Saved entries

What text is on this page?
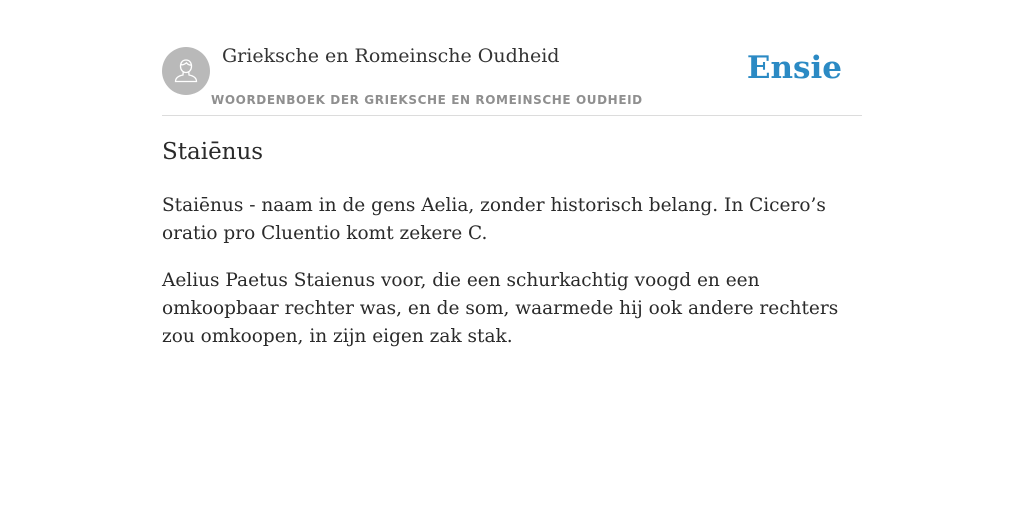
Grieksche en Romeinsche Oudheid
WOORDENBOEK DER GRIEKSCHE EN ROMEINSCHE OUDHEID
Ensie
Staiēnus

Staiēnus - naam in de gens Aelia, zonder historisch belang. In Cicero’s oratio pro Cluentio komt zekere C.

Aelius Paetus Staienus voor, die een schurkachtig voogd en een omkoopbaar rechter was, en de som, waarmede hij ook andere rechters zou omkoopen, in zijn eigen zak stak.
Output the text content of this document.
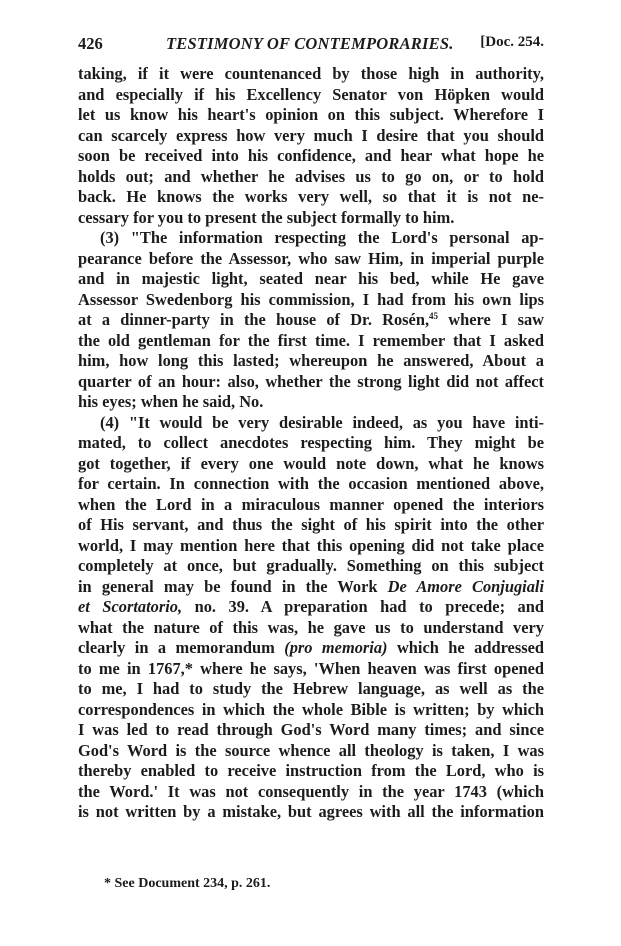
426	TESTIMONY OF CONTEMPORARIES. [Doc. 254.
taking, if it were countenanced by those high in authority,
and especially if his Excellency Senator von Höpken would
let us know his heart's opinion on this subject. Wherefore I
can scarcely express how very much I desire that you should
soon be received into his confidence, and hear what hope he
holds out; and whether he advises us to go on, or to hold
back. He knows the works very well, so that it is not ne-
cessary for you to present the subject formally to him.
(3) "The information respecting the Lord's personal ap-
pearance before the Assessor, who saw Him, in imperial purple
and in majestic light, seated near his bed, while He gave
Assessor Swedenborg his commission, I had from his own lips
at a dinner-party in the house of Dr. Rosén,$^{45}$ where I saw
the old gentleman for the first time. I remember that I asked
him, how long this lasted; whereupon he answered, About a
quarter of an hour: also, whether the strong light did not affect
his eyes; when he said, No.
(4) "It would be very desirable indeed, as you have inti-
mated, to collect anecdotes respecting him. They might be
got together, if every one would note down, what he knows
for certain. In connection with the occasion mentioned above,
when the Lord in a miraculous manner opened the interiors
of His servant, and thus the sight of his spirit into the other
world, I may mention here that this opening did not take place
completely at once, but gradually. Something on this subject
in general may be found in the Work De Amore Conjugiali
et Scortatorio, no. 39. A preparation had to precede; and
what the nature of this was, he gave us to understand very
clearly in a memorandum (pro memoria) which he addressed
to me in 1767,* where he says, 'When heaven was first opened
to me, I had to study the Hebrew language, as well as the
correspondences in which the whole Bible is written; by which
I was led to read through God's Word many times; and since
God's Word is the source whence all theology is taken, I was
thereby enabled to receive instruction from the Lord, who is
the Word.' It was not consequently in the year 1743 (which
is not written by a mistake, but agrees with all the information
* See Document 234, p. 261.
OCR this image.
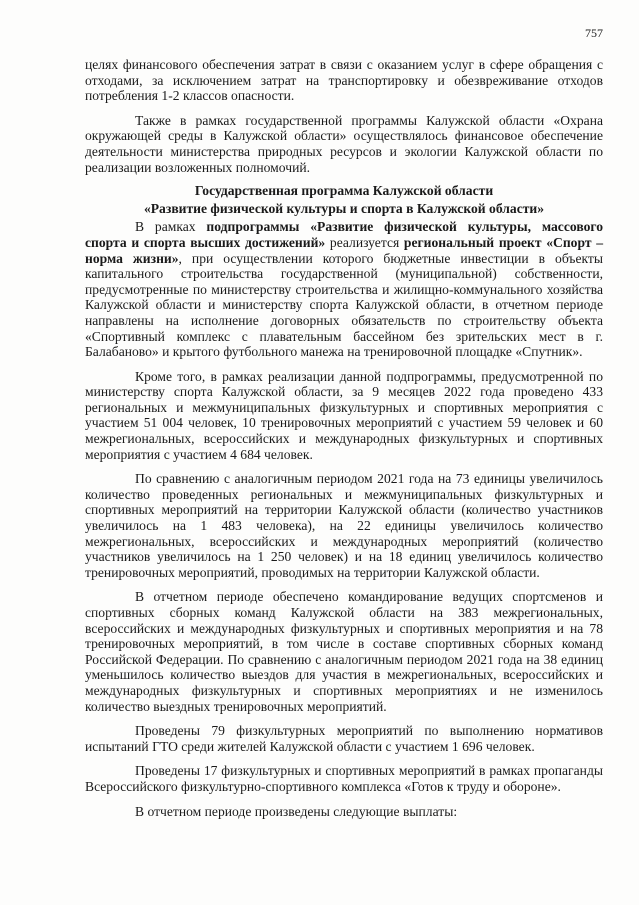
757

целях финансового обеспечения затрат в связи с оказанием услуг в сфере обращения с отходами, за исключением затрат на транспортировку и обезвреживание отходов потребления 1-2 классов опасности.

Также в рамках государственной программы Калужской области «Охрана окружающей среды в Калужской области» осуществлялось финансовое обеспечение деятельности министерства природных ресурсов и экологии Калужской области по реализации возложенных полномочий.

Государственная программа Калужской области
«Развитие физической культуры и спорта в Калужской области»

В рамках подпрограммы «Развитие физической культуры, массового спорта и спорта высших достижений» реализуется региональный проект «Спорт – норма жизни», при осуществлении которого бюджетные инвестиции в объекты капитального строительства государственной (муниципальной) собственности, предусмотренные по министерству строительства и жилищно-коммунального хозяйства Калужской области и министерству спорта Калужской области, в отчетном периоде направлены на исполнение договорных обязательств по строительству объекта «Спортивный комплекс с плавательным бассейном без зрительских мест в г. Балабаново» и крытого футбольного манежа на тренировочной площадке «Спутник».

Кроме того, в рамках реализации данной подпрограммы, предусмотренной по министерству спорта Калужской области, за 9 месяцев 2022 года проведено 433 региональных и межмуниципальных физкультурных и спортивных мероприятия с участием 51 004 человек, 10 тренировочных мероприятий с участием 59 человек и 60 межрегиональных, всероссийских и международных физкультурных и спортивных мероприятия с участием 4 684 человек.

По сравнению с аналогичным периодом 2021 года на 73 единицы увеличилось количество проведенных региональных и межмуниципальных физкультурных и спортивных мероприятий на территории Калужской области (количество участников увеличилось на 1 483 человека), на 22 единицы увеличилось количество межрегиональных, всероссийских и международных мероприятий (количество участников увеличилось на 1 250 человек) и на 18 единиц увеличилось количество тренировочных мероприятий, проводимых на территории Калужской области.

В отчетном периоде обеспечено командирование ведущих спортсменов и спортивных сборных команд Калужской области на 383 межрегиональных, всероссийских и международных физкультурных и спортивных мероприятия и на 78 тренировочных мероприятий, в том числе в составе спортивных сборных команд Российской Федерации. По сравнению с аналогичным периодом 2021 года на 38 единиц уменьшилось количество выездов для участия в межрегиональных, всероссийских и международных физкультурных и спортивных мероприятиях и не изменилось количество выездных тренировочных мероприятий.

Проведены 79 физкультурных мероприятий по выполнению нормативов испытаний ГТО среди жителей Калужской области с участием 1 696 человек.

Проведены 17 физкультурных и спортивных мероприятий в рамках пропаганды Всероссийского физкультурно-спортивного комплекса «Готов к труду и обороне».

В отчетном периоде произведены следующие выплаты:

---

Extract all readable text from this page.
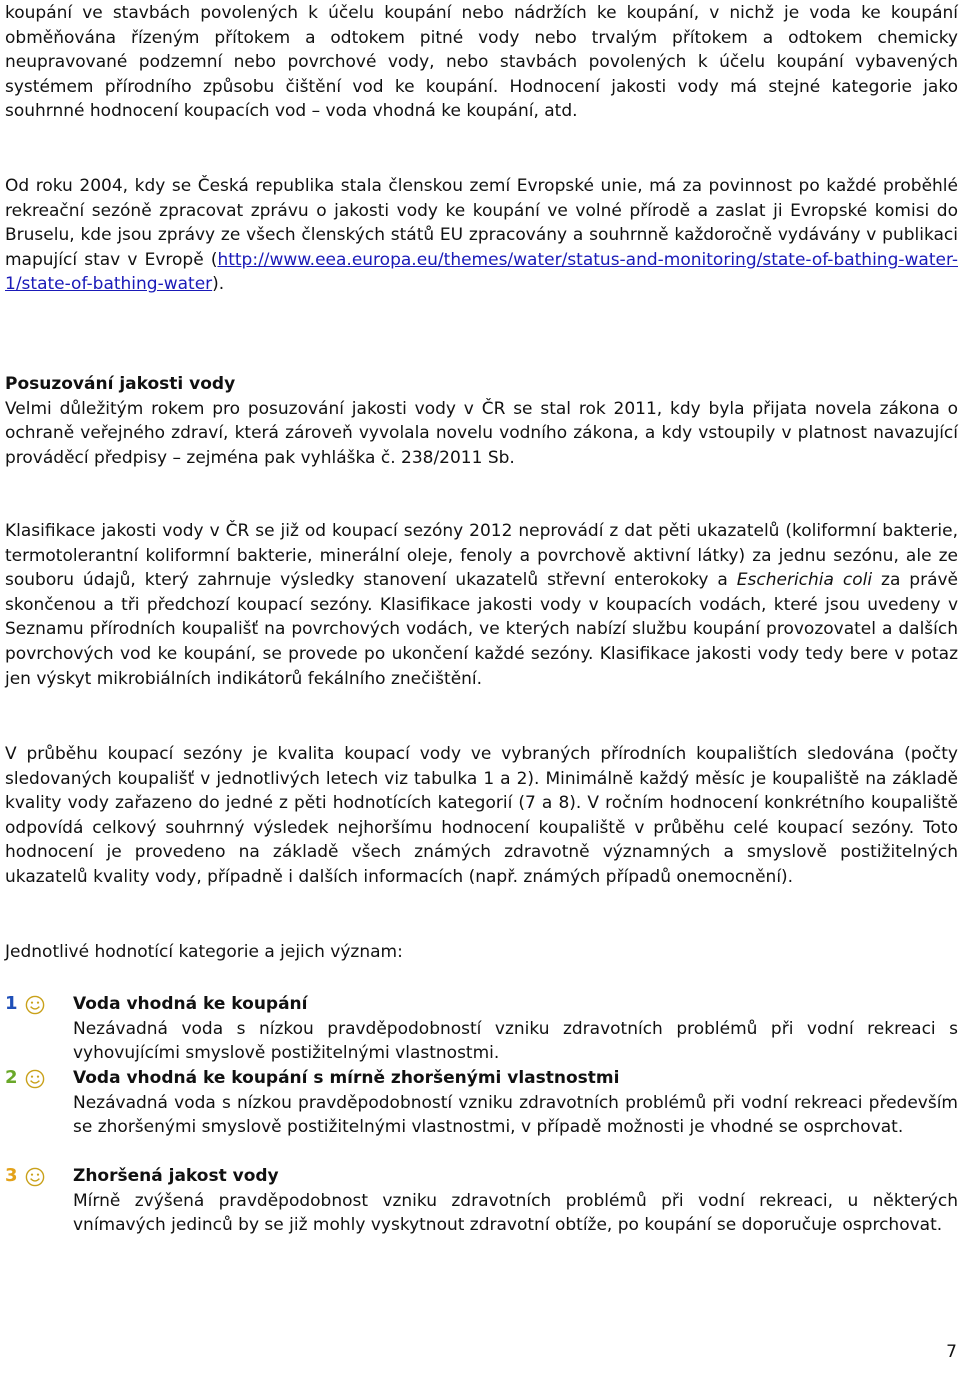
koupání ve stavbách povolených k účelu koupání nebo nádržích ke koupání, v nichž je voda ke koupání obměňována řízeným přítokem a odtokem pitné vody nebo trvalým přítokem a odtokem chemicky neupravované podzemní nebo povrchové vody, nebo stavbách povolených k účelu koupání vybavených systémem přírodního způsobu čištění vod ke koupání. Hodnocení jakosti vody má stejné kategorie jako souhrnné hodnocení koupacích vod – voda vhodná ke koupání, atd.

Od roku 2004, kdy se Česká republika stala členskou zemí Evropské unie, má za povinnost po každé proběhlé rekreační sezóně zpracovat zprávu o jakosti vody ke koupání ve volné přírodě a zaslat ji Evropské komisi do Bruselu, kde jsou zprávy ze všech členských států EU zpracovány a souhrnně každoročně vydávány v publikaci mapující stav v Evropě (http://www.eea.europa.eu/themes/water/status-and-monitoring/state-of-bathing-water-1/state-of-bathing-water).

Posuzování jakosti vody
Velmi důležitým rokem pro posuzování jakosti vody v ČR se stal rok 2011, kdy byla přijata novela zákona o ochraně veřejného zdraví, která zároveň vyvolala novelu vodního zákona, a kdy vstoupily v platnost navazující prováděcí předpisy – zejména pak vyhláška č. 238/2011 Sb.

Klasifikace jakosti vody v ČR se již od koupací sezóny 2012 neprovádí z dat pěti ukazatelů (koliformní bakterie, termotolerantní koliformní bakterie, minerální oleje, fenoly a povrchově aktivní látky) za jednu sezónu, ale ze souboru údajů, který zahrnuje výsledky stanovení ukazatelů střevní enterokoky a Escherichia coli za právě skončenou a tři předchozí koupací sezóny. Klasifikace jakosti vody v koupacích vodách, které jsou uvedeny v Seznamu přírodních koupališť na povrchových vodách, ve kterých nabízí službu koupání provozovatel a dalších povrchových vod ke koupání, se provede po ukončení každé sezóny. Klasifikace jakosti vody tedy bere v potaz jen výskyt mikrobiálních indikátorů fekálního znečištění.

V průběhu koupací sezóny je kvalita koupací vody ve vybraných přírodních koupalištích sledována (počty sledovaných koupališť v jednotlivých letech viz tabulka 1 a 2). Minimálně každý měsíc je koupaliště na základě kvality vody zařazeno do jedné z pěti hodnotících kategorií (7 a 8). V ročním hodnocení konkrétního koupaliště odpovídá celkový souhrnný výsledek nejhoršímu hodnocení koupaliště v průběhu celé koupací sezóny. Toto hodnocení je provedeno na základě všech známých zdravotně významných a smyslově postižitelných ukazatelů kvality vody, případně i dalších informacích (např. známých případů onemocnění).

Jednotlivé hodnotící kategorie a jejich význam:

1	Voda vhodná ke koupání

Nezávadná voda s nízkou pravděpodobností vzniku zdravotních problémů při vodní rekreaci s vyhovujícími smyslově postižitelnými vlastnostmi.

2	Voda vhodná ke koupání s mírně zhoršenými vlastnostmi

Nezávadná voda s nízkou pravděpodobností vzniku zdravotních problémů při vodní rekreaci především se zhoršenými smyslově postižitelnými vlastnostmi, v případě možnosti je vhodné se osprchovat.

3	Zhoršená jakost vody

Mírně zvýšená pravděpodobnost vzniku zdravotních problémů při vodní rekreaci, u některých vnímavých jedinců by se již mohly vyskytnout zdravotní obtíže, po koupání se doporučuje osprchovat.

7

**Exercise**
Write down only how many lines in the listing contain the word "Проведены".

**Answer to the task**
2